◆ Description of the task
Note how many lines in the entries contain the string "this", then give that number and nothing else.
** BEGIN Given records **
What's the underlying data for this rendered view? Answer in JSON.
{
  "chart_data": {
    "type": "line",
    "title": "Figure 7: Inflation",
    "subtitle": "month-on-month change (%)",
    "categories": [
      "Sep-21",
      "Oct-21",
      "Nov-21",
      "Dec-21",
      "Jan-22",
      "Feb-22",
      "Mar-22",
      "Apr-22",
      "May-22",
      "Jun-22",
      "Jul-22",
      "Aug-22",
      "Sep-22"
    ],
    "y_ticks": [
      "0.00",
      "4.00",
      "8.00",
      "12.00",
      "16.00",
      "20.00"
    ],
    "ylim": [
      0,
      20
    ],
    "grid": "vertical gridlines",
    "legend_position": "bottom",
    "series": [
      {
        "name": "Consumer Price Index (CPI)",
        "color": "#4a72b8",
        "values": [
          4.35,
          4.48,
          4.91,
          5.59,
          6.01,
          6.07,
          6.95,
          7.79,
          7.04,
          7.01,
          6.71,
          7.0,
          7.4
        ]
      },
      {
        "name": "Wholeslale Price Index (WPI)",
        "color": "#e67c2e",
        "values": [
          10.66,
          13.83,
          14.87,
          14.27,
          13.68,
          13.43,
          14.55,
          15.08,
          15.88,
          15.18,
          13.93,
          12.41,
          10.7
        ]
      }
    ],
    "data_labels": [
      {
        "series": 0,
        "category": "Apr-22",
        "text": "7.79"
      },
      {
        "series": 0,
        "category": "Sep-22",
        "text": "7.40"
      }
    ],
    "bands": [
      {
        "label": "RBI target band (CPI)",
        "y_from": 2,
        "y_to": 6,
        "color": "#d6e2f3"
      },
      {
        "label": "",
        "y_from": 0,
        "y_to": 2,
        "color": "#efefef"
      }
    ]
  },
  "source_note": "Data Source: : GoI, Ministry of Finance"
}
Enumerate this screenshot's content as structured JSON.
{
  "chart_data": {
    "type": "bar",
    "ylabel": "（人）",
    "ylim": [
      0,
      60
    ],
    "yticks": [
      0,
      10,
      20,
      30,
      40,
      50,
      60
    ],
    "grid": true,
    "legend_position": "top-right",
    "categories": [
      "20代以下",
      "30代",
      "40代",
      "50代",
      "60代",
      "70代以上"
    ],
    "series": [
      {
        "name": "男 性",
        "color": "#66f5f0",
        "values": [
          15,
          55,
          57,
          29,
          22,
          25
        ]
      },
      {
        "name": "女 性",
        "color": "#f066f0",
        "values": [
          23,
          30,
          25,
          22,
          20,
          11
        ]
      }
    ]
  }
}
** END Given records **
◆ Output
2